What you need to do:
Select from the records below every line that has the word "Email" in it.

Data supplied:
• • • • •

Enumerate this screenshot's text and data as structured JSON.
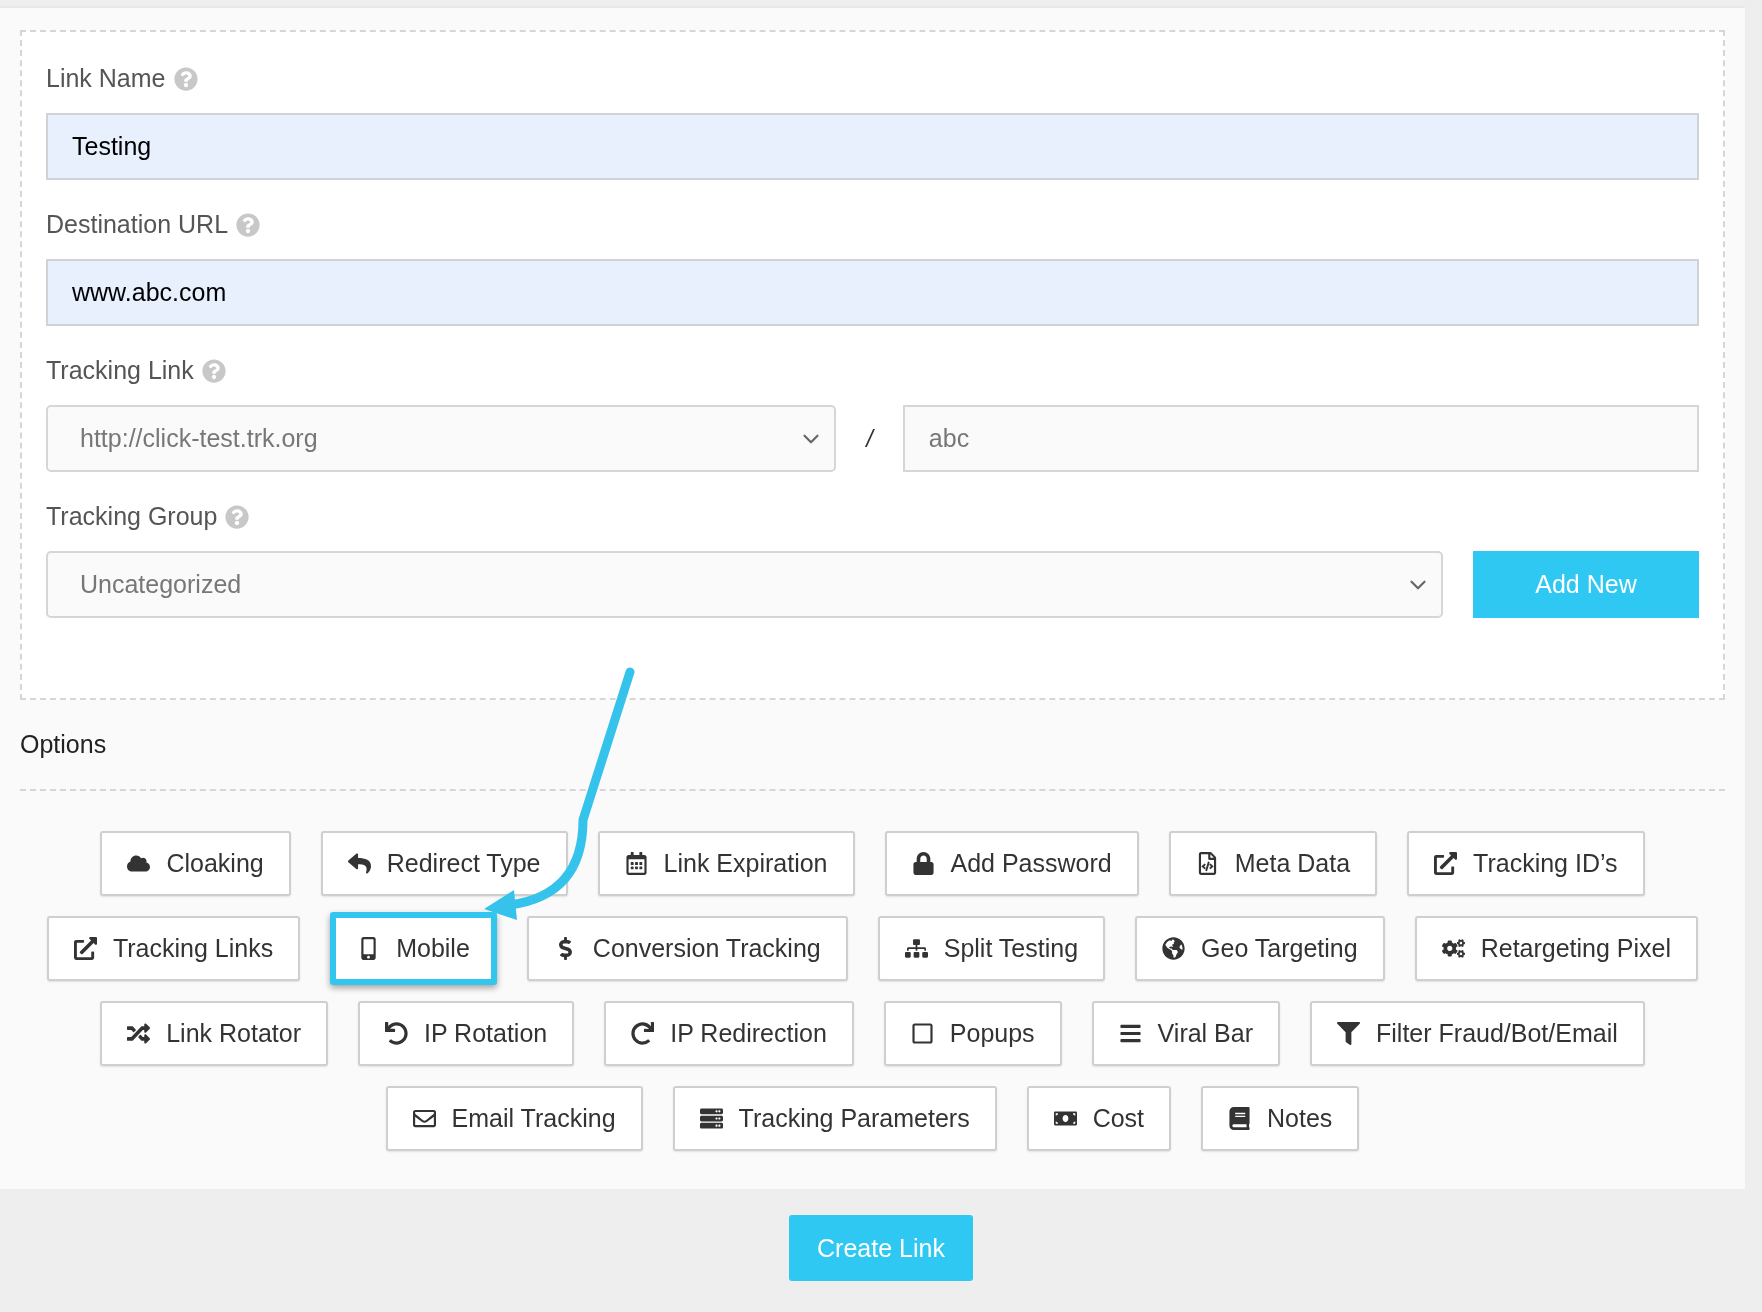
{
  "fields": [
    {
      "kind": "input",
      "label": "Link Name",
      "value": "Testing"
    },
    {
      "kind": "input",
      "label": "Destination URL",
      "value": "www.abc.com"
    },
    {
      "kind": "split",
      "label": "Tracking Link",
      "select": "http://click-test.trk.org",
      "separator": "/",
      "placeholder": "abc"
    },
    {
      "kind": "select_button",
      "label": "Tracking Group",
      "select": "Uncategorized",
      "button": "Add New"
    }
  ],
  "options": {
    "title": "Options",
    "rows": [
      {
        "buttons": [
          {
            "label": "Cloaking",
            "highlighted": false
          },
          {
            "label": "Redirect Type",
            "highlighted": false
          },
          {
            "label": "Link Expiration",
            "highlighted": false
          },
          {
            "label": "Add Password",
            "highlighted": false
          },
          {
            "label": "Meta Data",
            "highlighted": false
          },
          {
            "label": "Tracking ID’s",
            "highlighted": false
          }
        ]
      },
      {
        "buttons": [
          {
            "label": "Tracking Links",
            "highlighted": false
          },
          {
            "label": "Mobile",
            "highlighted": true
          },
          {
            "label": "Conversion Tracking",
            "highlighted": false
          },
          {
            "label": "Split Testing",
            "highlighted": false
          },
          {
            "label": "Geo Targeting",
            "highlighted": false
          },
          {
            "label": "Retargeting Pixel",
            "highlighted": false
          }
        ]
      },
      {
        "buttons": [
          {
            "label": "Link Rotator",
            "highlighted": false
          },
          {
            "label": "IP Rotation",
            "highlighted": false
          },
          {
            "label": "IP Redirection",
            "highlighted": false
          },
          {
            "label": "Popups",
            "highlighted": false
          },
          {
            "label": "Viral Bar",
            "highlighted": false
          },
          {
            "label": "Filter Fraud/Bot/Email",
            "highlighted": false
          }
        ]
      },
      {
        "buttons": [
          {
            "label": "Email Tracking",
            "highlighted": false
          },
          {
            "label": "Tracking Parameters",
            "highlighted": false
          },
          {
            "label": "Cost",
            "highlighted": false
          },
          {
            "label": "Notes",
            "highlighted": false
          }
        ]
      }
    ]
  },
  "submit": "Create Link"
}
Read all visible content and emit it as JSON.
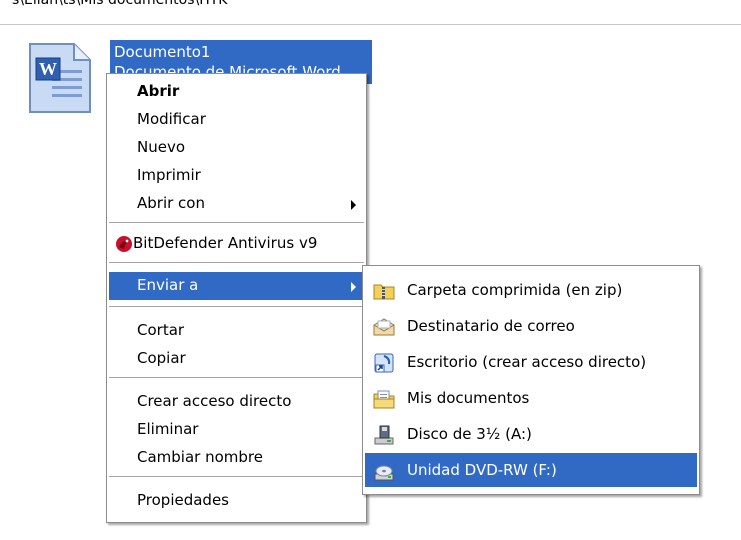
{
  "address_bar": {
    "path": "s\\Ellan\\ts\\Mis documentos\\HTK"
  },
  "file": {
    "name": "Documento1",
    "type_text": "Documento de Microsoft Word",
    "icon": "word-document-icon"
  },
  "context_menu": {
    "open": "Abrir",
    "edit": "Modificar",
    "new": "Nuevo",
    "print": "Imprimir",
    "open_with": "Abrir con",
    "antivirus": "BitDefender Antivirus v9",
    "send_to": "Enviar a",
    "cut": "Cortar",
    "copy": "Copiar",
    "create_shortcut": "Crear acceso directo",
    "delete": "Eliminar",
    "rename": "Cambiar nombre",
    "properties": "Propiedades"
  },
  "send_to_menu": [
    {
      "label": "Carpeta comprimida (en zip)",
      "icon": "zip-folder-icon"
    },
    {
      "label": "Destinatario de correo",
      "icon": "mail-recipient-icon"
    },
    {
      "label": "Escritorio (crear acceso directo)",
      "icon": "desktop-shortcut-icon"
    },
    {
      "label": "Mis documentos",
      "icon": "my-documents-icon"
    },
    {
      "label": "Disco de 3½ (A:)",
      "icon": "floppy-drive-icon"
    },
    {
      "label": "Unidad DVD-RW (F:)",
      "icon": "dvd-drive-icon"
    }
  ],
  "colors": {
    "highlight": "#316ac5",
    "menu_border": "#8d8d8d"
  }
}
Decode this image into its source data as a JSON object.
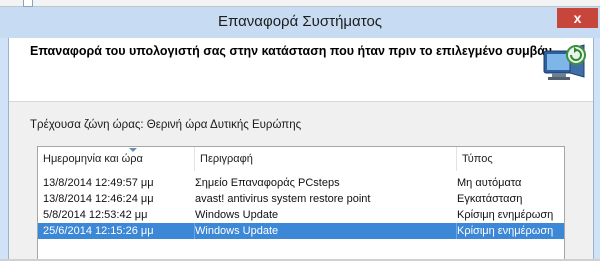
{
  "window": {
    "title": "Επαναφορά Συστήματος",
    "close_glyph": "x",
    "heading": "Επαναφορά του υπολογιστή σας στην κατάσταση που ήταν πριν το επιλεγμένο συμβάν",
    "header_icon": "system-restore-icon"
  },
  "timezone_text": "Τρέχουσα ζώνη ώρας: Θερινή ώρα Δυτικής Ευρώπης",
  "table": {
    "columns": [
      "Ημερομηνία και ώρα",
      "Περιγραφή",
      "Τύπος"
    ],
    "rows": [
      {
        "datetime": "13/8/2014 12:49:57 μμ",
        "description": "Σημείο Επαναφοράς PCsteps",
        "type": "Μη αυτόματα",
        "selected": false
      },
      {
        "datetime": "13/8/2014 12:46:24 μμ",
        "description": "avast! antivirus system restore point",
        "type": "Εγκατάσταση",
        "selected": false
      },
      {
        "datetime": "5/8/2014 12:53:42 μμ",
        "description": "Windows Update",
        "type": "Κρίσιμη ενημέρωση",
        "selected": false
      },
      {
        "datetime": "25/6/2014 12:15:26 μμ",
        "description": "Windows Update",
        "type": "Κρίσιμη ενημέρωση",
        "selected": true
      }
    ]
  },
  "colors": {
    "selection": "#3c87d6",
    "titlebar": "#c7dcf2",
    "close_button": "#c7463c"
  }
}
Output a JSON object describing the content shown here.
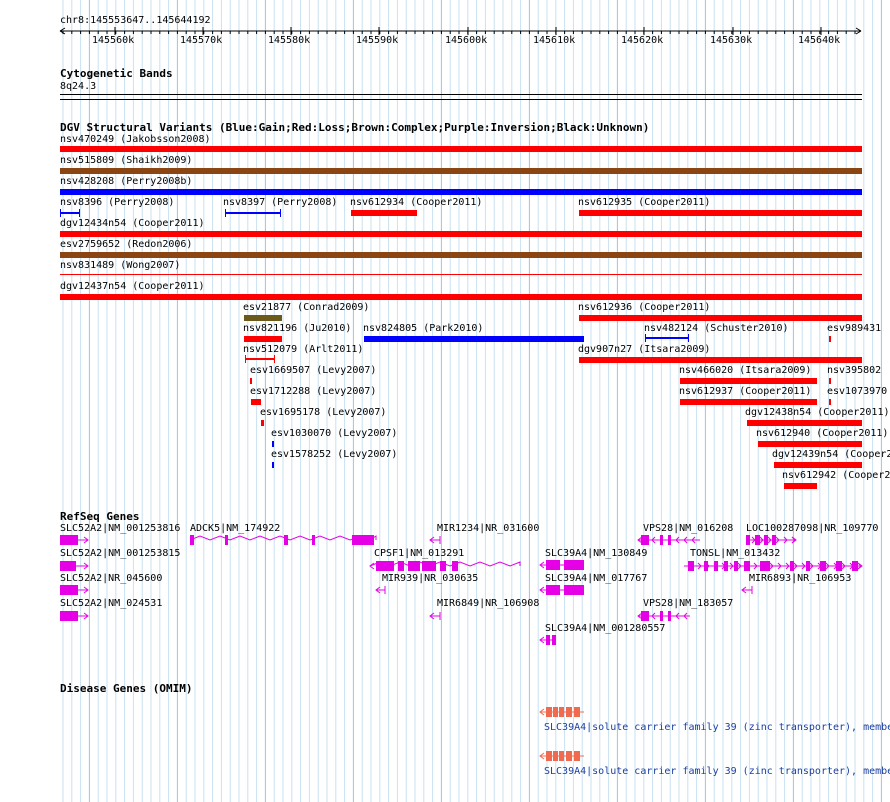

• • • • •

Finished task:
            "label": "Filter Fraud/Bot/Email",
            "label": "Email Tracking",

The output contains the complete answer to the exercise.